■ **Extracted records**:
┄┄┄┄┄┄┄┄┄┄

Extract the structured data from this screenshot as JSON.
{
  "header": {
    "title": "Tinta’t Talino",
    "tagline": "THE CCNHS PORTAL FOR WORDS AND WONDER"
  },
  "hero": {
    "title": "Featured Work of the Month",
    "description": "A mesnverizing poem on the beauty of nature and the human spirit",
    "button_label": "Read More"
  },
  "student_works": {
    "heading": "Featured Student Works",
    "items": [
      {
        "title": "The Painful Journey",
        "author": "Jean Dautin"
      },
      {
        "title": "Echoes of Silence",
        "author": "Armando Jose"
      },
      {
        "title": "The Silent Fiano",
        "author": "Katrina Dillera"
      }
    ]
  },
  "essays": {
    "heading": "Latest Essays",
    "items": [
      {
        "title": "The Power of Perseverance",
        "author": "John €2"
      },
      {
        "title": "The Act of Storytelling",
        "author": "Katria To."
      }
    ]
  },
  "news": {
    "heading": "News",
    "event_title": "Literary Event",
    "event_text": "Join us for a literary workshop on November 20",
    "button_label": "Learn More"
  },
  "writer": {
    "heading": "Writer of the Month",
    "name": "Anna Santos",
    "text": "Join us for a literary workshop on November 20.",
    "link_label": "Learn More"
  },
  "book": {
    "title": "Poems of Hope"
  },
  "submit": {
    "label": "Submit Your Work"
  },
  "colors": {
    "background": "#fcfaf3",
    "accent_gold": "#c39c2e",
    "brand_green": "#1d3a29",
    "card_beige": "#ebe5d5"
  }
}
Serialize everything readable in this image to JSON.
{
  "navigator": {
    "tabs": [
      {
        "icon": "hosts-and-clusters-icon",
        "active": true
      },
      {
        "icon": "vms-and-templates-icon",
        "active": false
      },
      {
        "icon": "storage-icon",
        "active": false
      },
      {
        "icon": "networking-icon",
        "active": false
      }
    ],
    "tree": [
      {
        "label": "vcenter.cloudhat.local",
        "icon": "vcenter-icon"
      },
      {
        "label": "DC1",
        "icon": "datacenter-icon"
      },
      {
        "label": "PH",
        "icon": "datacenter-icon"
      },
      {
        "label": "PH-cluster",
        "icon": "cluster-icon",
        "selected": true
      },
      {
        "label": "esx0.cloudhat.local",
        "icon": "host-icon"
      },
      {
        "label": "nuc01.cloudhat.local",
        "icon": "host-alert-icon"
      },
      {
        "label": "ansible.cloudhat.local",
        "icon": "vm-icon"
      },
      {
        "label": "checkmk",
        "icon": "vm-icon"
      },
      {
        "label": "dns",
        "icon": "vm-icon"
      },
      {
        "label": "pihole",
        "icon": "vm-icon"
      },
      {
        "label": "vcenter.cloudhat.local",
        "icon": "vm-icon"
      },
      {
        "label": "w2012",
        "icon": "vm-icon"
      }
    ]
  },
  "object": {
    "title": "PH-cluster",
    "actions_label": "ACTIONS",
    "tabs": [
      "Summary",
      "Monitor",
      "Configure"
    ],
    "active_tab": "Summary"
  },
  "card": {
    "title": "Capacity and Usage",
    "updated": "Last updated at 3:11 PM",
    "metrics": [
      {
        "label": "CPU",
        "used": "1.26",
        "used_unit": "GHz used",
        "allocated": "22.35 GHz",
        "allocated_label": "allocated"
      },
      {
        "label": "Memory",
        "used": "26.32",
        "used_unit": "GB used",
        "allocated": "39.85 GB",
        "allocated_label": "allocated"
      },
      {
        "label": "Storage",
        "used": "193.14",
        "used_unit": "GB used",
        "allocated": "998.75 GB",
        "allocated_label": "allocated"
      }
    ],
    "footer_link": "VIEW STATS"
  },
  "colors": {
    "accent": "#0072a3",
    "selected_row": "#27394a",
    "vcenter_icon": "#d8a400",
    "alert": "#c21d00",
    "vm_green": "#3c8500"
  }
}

┄┄┄┄┄┄┄┄┄┄

■ **WHAT TO DO**:
Copy out the whole listing, exactly as written.

■ **CORRECT OUTPUT**:
Extract the structured data from this screenshot as JSON.
{
  "header": {
    "title": "Tinta’t Talino",
    "tagline": "THE CCNHS PORTAL FOR WORDS AND WONDER"
  },
  "hero": {
    "title": "Featured Work of the Month",
    "description": "A mesnverizing poem on the beauty of nature and the human spirit",
    "button_label": "Read More"
  },
  "student_works": {
    "heading": "Featured Student Works",
    "items": [
      {
        "title": "The Painful Journey",
        "author": "Jean Dautin"
      },
      {
        "title": "Echoes of Silence",
        "author": "Armando Jose"
      },
      {
        "title": "The Silent Fiano",
        "author": "Katrina Dillera"
      }
    ]
  },
  "essays": {
    "heading": "Latest Essays",
    "items": [
      {
        "title": "The Power of Perseverance",
        "author": "John €2"
      },
      {
        "title": "The Act of Storytelling",
        "author": "Katria To."
      }
    ]
  },
  "news": {
    "heading": "News",
    "event_title": "Literary Event",
    "event_text": "Join us for a literary workshop on November 20",
    "button_label": "Learn More"
  },
  "writer": {
    "heading": "Writer of the Month",
    "name": "Anna Santos",
    "text": "Join us for a literary workshop on November 20.",
    "link_label": "Learn More"
  },
  "book": {
    "title": "Poems of Hope"
  },
  "submit": {
    "label": "Submit Your Work"
  },
  "colors": {
    "background": "#fcfaf3",
    "accent_gold": "#c39c2e",
    "brand_green": "#1d3a29",
    "card_beige": "#ebe5d5"
  }
}
Serialize everything readable in this image to JSON.
{
  "navigator": {
    "tabs": [
      {
        "icon": "hosts-and-clusters-icon",
        "active": true
      },
      {
        "icon": "vms-and-templates-icon",
        "active": false
      },
      {
        "icon": "storage-icon",
        "active": false
      },
      {
        "icon": "networking-icon",
        "active": false
      }
    ],
    "tree": [
      {
        "label": "vcenter.cloudhat.local",
        "icon": "vcenter-icon"
      },
      {
        "label": "DC1",
        "icon": "datacenter-icon"
      },
      {
        "label": "PH",
        "icon": "datacenter-icon"
      },
      {
        "label": "PH-cluster",
        "icon": "cluster-icon",
        "selected": true
      },
      {
        "label": "esx0.cloudhat.local",
        "icon": "host-icon"
      },
      {
        "label": "nuc01.cloudhat.local",
        "icon": "host-alert-icon"
      },
      {
        "label": "ansible.cloudhat.local",
        "icon": "vm-icon"
      },
      {
        "label": "checkmk",
        "icon": "vm-icon"
      },
      {
        "label": "dns",
        "icon": "vm-icon"
      },
      {
        "label": "pihole",
        "icon": "vm-icon"
      },
      {
        "label": "vcenter.cloudhat.local",
        "icon": "vm-icon"
      },
      {
        "label": "w2012",
        "icon": "vm-icon"
      }
    ]
  },
  "object": {
    "title": "PH-cluster",
    "actions_label": "ACTIONS",
    "tabs": [
      "Summary",
      "Monitor",
      "Configure"
    ],
    "active_tab": "Summary"
  },
  "card": {
    "title": "Capacity and Usage",
    "updated": "Last updated at 3:11 PM",
    "metrics": [
      {
        "label": "CPU",
        "used": "1.26",
        "used_unit": "GHz used",
        "allocated": "22.35 GHz",
        "allocated_label": "allocated"
      },
      {
        "label": "Memory",
        "used": "26.32",
        "used_unit": "GB used",
        "allocated": "39.85 GB",
        "allocated_label": "allocated"
      },
      {
        "label": "Storage",
        "used": "193.14",
        "used_unit": "GB used",
        "allocated": "998.75 GB",
        "allocated_label": "allocated"
      }
    ],
    "footer_link": "VIEW STATS"
  },
  "colors": {
    "accent": "#0072a3",
    "selected_row": "#27394a",
    "vcenter_icon": "#d8a400",
    "alert": "#c21d00",
    "vm_green": "#3c8500"
  }
}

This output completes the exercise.